Goal of the exercise: Output each entry exactly; skip nothing.

Given records:
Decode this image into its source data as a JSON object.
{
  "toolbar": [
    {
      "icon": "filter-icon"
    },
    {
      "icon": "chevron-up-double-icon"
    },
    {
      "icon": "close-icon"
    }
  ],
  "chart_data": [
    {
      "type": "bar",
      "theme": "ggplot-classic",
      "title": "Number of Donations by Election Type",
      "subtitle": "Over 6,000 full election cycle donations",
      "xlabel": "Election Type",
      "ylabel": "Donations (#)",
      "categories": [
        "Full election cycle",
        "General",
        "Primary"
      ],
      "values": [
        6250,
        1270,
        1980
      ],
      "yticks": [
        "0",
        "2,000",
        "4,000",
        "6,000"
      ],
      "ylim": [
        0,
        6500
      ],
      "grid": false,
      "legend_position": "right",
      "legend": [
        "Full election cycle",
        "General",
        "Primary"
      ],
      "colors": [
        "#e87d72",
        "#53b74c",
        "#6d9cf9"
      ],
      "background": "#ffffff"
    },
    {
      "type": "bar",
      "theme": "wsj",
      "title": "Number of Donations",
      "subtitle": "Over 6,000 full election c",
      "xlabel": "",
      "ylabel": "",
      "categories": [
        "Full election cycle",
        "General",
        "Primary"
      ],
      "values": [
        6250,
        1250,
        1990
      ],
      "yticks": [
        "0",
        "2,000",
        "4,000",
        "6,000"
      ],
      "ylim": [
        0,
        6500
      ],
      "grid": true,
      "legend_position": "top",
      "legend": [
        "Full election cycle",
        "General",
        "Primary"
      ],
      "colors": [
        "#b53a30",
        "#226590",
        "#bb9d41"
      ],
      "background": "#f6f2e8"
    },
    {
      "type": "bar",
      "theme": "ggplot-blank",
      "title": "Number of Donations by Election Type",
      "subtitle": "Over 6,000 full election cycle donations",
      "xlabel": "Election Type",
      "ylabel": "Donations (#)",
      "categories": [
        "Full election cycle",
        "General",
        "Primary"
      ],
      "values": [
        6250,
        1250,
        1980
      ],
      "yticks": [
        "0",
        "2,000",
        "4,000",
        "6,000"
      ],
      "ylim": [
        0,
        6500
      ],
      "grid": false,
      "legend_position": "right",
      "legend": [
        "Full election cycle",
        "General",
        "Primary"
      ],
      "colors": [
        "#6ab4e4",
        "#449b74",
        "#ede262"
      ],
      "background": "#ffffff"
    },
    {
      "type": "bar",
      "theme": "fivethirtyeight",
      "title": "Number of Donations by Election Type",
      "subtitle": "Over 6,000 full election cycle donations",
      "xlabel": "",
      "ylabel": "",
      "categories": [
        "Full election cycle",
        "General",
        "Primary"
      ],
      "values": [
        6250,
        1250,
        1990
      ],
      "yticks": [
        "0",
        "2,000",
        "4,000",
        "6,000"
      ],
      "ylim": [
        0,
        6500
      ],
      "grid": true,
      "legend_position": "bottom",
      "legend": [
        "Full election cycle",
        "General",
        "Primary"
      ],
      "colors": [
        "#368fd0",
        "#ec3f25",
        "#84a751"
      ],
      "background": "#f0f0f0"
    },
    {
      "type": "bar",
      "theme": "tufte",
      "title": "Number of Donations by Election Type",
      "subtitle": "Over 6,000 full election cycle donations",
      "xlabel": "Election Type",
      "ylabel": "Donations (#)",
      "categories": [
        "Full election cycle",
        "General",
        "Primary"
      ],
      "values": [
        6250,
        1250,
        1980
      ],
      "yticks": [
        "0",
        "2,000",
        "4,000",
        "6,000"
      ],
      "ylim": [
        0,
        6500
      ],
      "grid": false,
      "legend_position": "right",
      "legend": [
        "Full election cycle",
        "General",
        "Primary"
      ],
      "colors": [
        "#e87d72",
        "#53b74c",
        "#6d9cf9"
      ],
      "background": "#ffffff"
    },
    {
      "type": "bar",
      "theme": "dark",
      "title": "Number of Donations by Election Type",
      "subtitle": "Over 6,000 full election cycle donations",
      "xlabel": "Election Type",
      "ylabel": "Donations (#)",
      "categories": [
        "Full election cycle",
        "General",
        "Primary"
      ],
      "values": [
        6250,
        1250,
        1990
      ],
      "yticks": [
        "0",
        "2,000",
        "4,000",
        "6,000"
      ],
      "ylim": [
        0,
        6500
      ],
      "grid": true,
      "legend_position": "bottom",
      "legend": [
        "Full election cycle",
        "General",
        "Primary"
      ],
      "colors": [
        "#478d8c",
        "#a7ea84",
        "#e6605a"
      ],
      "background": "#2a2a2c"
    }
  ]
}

Written solution:
Decode this image into its source data as a JSON object.
{
  "toolbar": [
    {
      "icon": "filter-icon"
    },
    {
      "icon": "chevron-up-double-icon"
    },
    {
      "icon": "close-icon"
    }
  ],
  "chart_data": [
    {
      "type": "bar",
      "theme": "ggplot-classic",
      "title": "Number of Donations by Election Type",
      "subtitle": "Over 6,000 full election cycle donations",
      "xlabel": "Election Type",
      "ylabel": "Donations (#)",
      "categories": [
        "Full election cycle",
        "General",
        "Primary"
      ],
      "values": [
        6250,
        1270,
        1980
      ],
      "yticks": [
        "0",
        "2,000",
        "4,000",
        "6,000"
      ],
      "ylim": [
        0,
        6500
      ],
      "grid": false,
      "legend_position": "right",
      "legend": [
        "Full election cycle",
        "General",
        "Primary"
      ],
      "colors": [
        "#e87d72",
        "#53b74c",
        "#6d9cf9"
      ],
      "background": "#ffffff"
    },
    {
      "type": "bar",
      "theme": "wsj",
      "title": "Number of Donations",
      "subtitle": "Over 6,000 full election c",
      "xlabel": "",
      "ylabel": "",
      "categories": [
        "Full election cycle",
        "General",
        "Primary"
      ],
      "values": [
        6250,
        1250,
        1990
      ],
      "yticks": [
        "0",
        "2,000",
        "4,000",
        "6,000"
      ],
      "ylim": [
        0,
        6500
      ],
      "grid": true,
      "legend_position": "top",
      "legend": [
        "Full election cycle",
        "General",
        "Primary"
      ],
      "colors": [
        "#b53a30",
        "#226590",
        "#bb9d41"
      ],
      "background": "#f6f2e8"
    },
    {
      "type": "bar",
      "theme": "ggplot-blank",
      "title": "Number of Donations by Election Type",
      "subtitle": "Over 6,000 full election cycle donations",
      "xlabel": "Election Type",
      "ylabel": "Donations (#)",
      "categories": [
        "Full election cycle",
        "General",
        "Primary"
      ],
      "values": [
        6250,
        1250,
        1980
      ],
      "yticks": [
        "0",
        "2,000",
        "4,000",
        "6,000"
      ],
      "ylim": [
        0,
        6500
      ],
      "grid": false,
      "legend_position": "right",
      "legend": [
        "Full election cycle",
        "General",
        "Primary"
      ],
      "colors": [
        "#6ab4e4",
        "#449b74",
        "#ede262"
      ],
      "background": "#ffffff"
    },
    {
      "type": "bar",
      "theme": "fivethirtyeight",
      "title": "Number of Donations by Election Type",
      "subtitle": "Over 6,000 full election cycle donations",
      "xlabel": "",
      "ylabel": "",
      "categories": [
        "Full election cycle",
        "General",
        "Primary"
      ],
      "values": [
        6250,
        1250,
        1990
      ],
      "yticks": [
        "0",
        "2,000",
        "4,000",
        "6,000"
      ],
      "ylim": [
        0,
        6500
      ],
      "grid": true,
      "legend_position": "bottom",
      "legend": [
        "Full election cycle",
        "General",
        "Primary"
      ],
      "colors": [
        "#368fd0",
        "#ec3f25",
        "#84a751"
      ],
      "background": "#f0f0f0"
    },
    {
      "type": "bar",
      "theme": "tufte",
      "title": "Number of Donations by Election Type",
      "subtitle": "Over 6,000 full election cycle donations",
      "xlabel": "Election Type",
      "ylabel": "Donations (#)",
      "categories": [
        "Full election cycle",
        "General",
        "Primary"
      ],
      "values": [
        6250,
        1250,
        1980
      ],
      "yticks": [
        "0",
        "2,000",
        "4,000",
        "6,000"
      ],
      "ylim": [
        0,
        6500
      ],
      "grid": false,
      "legend_position": "right",
      "legend": [
        "Full election cycle",
        "General",
        "Primary"
      ],
      "colors": [
        "#e87d72",
        "#53b74c",
        "#6d9cf9"
      ],
      "background": "#ffffff"
    },
    {
      "type": "bar",
      "theme": "dark",
      "title": "Number of Donations by Election Type",
      "subtitle": "Over 6,000 full election cycle donations",
      "xlabel": "Election Type",
      "ylabel": "Donations (#)",
      "categories": [
        "Full election cycle",
        "General",
        "Primary"
      ],
      "values": [
        6250,
        1250,
        1990
      ],
      "yticks": [
        "0",
        "2,000",
        "4,000",
        "6,000"
      ],
      "ylim": [
        0,
        6500
      ],
      "grid": true,
      "legend_position": "bottom",
      "legend": [
        "Full election cycle",
        "General",
        "Primary"
      ],
      "colors": [
        "#478d8c",
        "#a7ea84",
        "#e6605a"
      ],
      "background": "#2a2a2c"
    }
  ]
}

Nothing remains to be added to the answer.